Find each line in the following listing that has the string "вспомогательных", then state the count and nothing else.

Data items
◆ ◆ ◆ ◆
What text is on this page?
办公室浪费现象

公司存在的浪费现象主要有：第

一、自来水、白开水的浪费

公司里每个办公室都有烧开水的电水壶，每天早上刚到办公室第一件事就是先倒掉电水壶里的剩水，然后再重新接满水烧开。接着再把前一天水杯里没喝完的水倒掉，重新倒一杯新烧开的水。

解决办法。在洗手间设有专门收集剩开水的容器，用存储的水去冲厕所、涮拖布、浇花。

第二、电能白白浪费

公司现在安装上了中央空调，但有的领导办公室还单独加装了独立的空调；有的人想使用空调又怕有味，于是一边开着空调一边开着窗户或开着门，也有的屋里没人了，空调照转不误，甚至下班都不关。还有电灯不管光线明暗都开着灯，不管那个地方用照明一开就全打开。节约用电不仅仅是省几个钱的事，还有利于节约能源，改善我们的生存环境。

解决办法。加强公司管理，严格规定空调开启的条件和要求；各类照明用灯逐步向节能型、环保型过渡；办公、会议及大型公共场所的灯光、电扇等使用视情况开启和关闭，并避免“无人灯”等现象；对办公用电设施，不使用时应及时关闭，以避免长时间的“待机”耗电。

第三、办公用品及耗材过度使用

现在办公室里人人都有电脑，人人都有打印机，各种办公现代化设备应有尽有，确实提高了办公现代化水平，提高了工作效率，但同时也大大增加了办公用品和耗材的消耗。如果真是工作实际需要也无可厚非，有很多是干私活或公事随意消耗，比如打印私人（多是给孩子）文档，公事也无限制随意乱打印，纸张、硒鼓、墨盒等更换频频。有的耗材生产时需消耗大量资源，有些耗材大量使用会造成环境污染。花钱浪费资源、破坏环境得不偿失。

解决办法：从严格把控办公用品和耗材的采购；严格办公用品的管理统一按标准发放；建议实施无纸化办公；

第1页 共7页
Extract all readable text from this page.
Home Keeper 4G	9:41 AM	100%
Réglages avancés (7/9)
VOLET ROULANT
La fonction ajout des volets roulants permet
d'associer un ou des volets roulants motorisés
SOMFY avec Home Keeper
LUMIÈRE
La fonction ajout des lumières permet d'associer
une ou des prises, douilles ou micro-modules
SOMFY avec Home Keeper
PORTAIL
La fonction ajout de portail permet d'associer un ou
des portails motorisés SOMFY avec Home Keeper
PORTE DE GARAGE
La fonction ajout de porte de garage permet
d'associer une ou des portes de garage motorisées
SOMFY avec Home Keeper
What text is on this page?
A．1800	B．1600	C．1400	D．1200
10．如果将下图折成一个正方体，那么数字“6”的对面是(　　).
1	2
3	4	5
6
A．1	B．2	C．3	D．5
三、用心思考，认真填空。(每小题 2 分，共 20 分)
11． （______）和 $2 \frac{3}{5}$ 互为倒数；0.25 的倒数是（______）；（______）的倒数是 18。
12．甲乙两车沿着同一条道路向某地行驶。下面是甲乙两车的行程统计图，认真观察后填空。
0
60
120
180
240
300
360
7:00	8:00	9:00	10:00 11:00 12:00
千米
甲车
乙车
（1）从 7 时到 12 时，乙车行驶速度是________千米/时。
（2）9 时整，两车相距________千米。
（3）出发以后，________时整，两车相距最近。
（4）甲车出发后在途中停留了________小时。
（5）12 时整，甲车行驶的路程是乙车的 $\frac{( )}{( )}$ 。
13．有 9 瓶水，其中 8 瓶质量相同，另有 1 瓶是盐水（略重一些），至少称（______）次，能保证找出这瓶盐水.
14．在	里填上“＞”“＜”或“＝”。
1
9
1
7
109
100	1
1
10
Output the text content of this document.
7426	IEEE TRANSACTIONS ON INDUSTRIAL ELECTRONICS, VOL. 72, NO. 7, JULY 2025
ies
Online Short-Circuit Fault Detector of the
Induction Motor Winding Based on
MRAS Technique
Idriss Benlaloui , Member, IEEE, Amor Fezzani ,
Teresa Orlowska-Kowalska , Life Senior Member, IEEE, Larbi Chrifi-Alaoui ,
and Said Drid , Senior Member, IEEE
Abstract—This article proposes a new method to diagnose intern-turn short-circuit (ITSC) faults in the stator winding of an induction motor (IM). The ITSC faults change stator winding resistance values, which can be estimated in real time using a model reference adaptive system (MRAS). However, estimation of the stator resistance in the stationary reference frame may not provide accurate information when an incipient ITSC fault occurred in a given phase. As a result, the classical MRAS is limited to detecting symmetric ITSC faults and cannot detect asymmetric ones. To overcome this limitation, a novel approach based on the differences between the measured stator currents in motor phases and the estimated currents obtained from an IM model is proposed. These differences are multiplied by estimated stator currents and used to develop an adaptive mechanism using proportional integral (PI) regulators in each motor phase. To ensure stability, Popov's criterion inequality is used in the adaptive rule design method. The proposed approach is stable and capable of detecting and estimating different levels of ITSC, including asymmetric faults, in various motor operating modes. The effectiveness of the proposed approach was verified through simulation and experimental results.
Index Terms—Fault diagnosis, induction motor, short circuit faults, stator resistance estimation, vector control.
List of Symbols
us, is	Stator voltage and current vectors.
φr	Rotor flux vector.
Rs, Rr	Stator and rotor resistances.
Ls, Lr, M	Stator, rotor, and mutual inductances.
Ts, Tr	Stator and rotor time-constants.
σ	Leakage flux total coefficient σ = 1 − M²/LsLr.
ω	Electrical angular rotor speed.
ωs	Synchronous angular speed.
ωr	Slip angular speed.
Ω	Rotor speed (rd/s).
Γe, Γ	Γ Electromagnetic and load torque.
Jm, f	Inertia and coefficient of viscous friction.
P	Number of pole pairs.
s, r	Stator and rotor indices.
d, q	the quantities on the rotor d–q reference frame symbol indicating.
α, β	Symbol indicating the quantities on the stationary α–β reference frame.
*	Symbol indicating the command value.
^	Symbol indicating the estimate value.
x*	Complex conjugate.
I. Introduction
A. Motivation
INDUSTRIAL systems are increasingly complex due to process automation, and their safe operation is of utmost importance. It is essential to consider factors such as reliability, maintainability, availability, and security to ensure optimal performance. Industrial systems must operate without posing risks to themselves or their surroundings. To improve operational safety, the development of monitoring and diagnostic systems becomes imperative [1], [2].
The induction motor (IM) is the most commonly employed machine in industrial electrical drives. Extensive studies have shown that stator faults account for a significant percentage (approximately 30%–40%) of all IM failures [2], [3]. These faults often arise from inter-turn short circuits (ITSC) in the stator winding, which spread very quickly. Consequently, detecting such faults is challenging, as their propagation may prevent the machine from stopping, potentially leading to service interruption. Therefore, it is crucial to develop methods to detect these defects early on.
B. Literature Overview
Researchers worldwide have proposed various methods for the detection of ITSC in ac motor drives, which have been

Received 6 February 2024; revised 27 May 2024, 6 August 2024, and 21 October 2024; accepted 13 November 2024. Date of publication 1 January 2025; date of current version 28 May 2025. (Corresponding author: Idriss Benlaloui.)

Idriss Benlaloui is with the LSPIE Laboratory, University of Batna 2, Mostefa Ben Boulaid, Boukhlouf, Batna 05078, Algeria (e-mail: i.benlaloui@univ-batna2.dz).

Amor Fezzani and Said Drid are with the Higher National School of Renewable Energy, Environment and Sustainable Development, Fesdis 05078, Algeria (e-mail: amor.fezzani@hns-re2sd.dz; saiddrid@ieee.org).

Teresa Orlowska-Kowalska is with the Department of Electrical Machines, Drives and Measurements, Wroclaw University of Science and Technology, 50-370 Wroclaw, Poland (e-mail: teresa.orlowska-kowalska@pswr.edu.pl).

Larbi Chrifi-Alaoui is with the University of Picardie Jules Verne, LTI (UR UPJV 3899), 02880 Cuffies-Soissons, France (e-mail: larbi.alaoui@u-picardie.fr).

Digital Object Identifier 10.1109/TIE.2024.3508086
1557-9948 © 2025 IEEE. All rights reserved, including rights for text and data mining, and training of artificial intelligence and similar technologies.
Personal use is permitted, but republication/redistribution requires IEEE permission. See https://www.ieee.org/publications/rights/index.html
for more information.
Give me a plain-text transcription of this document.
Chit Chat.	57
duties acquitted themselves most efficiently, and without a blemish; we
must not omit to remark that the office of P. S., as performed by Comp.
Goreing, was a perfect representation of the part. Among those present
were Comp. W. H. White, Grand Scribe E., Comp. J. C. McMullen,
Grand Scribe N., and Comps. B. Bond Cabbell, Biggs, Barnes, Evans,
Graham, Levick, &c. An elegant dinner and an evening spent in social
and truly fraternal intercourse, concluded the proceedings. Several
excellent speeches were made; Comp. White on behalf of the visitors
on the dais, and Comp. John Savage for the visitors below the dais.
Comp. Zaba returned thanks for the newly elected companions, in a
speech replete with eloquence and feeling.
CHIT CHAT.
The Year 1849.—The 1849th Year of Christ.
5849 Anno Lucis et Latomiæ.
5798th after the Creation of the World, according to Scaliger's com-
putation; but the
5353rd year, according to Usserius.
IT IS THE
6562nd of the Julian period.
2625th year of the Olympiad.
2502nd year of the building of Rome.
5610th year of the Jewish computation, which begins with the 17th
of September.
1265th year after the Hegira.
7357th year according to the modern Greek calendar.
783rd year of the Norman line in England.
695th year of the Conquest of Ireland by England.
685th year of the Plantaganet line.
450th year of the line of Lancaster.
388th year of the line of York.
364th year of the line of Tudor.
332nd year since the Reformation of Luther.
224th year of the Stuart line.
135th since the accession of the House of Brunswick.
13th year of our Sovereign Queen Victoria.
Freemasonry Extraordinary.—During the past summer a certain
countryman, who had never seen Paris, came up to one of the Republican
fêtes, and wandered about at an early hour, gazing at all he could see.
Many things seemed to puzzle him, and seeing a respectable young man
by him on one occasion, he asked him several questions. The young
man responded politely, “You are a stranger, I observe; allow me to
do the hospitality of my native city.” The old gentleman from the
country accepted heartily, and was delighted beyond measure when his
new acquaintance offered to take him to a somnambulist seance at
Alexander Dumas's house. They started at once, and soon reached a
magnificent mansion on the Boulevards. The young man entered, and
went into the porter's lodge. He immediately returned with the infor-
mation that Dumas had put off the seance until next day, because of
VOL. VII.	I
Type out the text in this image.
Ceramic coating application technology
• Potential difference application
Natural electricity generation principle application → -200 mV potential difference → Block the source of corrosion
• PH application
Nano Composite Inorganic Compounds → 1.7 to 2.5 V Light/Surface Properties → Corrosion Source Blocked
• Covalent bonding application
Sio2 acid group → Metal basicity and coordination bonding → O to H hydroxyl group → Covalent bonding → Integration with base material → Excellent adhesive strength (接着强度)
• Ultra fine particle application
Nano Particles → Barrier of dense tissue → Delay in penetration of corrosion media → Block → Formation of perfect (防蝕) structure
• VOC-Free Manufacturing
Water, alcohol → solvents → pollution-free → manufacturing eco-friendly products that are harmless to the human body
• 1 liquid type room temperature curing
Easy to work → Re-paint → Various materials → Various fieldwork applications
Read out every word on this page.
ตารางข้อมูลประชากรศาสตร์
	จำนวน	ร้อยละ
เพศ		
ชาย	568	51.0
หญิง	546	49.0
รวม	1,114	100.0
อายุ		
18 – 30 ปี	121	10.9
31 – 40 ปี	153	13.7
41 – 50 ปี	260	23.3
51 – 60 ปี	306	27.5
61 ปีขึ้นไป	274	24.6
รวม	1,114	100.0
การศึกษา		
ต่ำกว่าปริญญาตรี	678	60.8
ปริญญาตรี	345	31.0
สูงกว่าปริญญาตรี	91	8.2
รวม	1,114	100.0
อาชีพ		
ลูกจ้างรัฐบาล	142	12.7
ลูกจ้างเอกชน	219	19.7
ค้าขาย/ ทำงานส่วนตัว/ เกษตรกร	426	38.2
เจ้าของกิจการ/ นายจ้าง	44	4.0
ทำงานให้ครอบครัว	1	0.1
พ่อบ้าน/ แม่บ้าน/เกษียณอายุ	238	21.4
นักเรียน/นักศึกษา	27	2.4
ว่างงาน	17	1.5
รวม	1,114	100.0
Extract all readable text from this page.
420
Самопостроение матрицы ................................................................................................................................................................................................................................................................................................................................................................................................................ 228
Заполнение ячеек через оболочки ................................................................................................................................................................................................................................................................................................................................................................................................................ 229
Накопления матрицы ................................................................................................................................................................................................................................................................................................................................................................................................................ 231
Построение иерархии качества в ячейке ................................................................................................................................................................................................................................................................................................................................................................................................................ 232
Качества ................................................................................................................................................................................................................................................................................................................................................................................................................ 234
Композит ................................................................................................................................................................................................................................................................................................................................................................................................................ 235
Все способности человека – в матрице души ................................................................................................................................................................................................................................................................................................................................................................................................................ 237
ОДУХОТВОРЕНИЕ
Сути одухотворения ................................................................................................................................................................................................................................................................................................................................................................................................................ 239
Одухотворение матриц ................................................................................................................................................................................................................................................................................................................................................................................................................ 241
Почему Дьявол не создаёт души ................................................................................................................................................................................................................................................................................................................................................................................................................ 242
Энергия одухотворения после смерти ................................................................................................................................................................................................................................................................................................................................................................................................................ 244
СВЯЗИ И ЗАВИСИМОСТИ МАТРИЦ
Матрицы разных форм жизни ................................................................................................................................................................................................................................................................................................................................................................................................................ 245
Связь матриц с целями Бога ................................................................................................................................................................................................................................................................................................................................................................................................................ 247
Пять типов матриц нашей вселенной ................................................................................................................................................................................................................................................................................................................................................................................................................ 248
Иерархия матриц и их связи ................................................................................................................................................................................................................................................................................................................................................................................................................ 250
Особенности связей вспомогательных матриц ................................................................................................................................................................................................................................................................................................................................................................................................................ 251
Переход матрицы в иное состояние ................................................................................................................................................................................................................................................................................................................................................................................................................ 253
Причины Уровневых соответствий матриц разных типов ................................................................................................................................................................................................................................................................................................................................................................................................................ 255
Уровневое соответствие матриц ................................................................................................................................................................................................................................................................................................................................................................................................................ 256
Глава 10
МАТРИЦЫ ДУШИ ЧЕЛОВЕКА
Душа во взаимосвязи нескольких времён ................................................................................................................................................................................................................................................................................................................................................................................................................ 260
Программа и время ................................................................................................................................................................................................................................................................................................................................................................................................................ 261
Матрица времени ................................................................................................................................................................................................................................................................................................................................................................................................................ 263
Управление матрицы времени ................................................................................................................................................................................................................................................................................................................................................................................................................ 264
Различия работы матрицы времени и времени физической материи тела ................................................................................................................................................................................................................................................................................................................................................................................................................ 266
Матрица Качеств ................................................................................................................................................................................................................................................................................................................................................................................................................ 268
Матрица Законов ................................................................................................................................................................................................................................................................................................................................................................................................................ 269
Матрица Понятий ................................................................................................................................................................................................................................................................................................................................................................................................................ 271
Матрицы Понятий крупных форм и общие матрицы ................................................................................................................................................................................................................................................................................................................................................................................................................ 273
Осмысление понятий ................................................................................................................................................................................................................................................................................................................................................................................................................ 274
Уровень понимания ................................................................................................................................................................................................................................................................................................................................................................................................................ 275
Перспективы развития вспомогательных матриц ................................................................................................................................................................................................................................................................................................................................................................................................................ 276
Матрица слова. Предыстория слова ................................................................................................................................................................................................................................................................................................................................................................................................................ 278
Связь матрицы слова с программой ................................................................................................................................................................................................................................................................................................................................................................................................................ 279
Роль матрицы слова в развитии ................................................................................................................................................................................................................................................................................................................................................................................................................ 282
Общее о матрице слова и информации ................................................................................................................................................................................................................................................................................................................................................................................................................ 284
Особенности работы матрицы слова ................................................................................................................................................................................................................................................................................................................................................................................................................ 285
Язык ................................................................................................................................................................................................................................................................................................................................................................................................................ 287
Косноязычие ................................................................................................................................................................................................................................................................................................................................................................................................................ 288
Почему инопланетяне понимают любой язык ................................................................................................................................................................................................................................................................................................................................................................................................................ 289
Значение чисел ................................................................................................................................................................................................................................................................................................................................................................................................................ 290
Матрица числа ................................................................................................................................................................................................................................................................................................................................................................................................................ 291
◆ ◆ ◆ ◆
EXERCISE SOLUTION: 2